*Stored records:*
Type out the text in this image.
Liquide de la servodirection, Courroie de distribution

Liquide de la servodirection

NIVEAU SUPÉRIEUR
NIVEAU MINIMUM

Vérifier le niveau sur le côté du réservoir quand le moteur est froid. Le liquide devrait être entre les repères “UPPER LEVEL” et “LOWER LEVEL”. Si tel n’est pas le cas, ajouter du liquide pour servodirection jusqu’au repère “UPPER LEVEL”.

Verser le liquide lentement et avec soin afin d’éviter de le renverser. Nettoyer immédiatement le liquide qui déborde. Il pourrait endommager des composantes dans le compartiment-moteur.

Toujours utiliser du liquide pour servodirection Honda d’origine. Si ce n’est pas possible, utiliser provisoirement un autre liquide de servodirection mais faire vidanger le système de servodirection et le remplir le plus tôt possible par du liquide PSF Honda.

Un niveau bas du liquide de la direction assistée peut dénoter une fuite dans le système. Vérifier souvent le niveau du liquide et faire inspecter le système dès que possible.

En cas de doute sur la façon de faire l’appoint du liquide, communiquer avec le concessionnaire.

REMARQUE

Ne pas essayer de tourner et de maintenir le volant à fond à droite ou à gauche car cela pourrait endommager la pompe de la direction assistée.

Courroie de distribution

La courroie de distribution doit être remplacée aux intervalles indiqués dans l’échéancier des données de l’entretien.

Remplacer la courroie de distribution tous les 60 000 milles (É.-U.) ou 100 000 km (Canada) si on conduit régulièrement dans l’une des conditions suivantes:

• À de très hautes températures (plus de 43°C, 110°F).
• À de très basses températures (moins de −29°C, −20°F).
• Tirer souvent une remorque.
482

*Prompt:* Please repeat the listing exactly, with nothing left out.

*Result of this exercise:*
Type out the text in this image.
Liquide de la servodirection, Courroie de distribution

Liquide de la servodirection

NIVEAU SUPÉRIEUR
NIVEAU MINIMUM

Vérifier le niveau sur le côté du réservoir quand le moteur est froid. Le liquide devrait être entre les repères “UPPER LEVEL” et “LOWER LEVEL”. Si tel n’est pas le cas, ajouter du liquide pour servodirection jusqu’au repère “UPPER LEVEL”.

Verser le liquide lentement et avec soin afin d’éviter de le renverser. Nettoyer immédiatement le liquide qui déborde. Il pourrait endommager des composantes dans le compartiment-moteur.

Toujours utiliser du liquide pour servodirection Honda d’origine. Si ce n’est pas possible, utiliser provisoirement un autre liquide de servodirection mais faire vidanger le système de servodirection et le remplir le plus tôt possible par du liquide PSF Honda.

Un niveau bas du liquide de la direction assistée peut dénoter une fuite dans le système. Vérifier souvent le niveau du liquide et faire inspecter le système dès que possible.

En cas de doute sur la façon de faire l’appoint du liquide, communiquer avec le concessionnaire.

REMARQUE

Ne pas essayer de tourner et de maintenir le volant à fond à droite ou à gauche car cela pourrait endommager la pompe de la direction assistée.

Courroie de distribution

La courroie de distribution doit être remplacée aux intervalles indiqués dans l’échéancier des données de l’entretien.

Remplacer la courroie de distribution tous les 60 000 milles (É.-U.) ou 100 000 km (Canada) si on conduit régulièrement dans l’une des conditions suivantes:

• À de très hautes températures (plus de 43°C, 110°F).
• À de très basses températures (moins de −29°C, −20°F).
• Tirer souvent une remorque.
482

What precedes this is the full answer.